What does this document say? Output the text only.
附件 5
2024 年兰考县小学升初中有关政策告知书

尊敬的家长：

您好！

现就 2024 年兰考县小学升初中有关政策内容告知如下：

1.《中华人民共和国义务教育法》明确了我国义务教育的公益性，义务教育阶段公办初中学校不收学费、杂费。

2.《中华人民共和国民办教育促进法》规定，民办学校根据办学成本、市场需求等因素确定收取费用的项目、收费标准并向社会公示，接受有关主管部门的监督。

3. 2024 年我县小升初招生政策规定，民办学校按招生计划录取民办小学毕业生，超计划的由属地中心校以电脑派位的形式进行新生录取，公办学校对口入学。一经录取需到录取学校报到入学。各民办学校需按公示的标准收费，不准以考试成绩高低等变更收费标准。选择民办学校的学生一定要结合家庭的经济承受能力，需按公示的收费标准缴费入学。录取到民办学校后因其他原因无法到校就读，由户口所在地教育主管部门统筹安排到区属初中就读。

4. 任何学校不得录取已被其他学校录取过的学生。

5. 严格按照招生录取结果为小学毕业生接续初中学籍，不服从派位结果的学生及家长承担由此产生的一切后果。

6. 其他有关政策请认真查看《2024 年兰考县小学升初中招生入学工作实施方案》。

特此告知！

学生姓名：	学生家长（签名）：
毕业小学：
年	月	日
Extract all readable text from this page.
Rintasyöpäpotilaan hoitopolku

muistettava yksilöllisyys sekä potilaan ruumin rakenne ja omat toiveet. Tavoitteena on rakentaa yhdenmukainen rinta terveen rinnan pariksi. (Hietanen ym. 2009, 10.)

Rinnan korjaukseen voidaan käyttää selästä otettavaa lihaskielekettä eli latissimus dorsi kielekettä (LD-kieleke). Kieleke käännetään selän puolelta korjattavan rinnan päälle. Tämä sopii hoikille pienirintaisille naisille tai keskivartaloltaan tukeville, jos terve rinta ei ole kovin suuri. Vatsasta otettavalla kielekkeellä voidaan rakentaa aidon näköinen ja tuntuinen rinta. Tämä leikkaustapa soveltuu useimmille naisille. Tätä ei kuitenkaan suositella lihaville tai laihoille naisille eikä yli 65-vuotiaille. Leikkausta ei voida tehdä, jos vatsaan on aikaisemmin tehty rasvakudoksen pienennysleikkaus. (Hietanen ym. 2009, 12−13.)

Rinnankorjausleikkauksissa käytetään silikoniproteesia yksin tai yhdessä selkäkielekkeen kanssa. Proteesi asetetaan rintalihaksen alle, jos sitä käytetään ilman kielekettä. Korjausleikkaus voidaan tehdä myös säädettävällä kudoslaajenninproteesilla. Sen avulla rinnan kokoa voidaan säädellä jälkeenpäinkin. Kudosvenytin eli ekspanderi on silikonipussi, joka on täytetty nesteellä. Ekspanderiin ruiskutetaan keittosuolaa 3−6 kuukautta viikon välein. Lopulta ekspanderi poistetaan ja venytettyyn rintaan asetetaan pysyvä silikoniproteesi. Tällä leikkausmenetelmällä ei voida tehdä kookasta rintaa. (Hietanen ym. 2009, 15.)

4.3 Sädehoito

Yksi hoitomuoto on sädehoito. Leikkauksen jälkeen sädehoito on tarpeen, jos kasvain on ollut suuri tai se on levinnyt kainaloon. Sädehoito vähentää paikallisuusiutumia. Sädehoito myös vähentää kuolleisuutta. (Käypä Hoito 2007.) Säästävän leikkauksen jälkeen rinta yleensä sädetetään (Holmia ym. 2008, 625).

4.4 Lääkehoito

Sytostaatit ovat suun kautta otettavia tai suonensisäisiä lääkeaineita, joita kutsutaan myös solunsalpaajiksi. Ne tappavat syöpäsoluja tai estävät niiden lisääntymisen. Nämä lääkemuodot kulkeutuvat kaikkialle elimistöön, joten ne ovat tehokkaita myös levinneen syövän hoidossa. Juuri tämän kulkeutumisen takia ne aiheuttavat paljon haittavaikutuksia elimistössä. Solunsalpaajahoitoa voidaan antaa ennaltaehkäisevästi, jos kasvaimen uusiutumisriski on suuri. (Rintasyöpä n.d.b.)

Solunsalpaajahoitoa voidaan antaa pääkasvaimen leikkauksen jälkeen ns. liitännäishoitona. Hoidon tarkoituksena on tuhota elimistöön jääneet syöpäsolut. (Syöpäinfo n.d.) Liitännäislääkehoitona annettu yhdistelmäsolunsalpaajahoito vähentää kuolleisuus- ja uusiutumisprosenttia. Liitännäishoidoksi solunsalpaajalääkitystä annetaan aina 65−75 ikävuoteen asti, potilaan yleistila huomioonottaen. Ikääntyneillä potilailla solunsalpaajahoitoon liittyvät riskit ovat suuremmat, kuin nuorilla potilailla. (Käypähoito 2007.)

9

- Task requirements: Check each line above for the word "this", and copy the lines where it appears.

- Full output:
What does this document say? Output the text only.
Extract all readable text from this page.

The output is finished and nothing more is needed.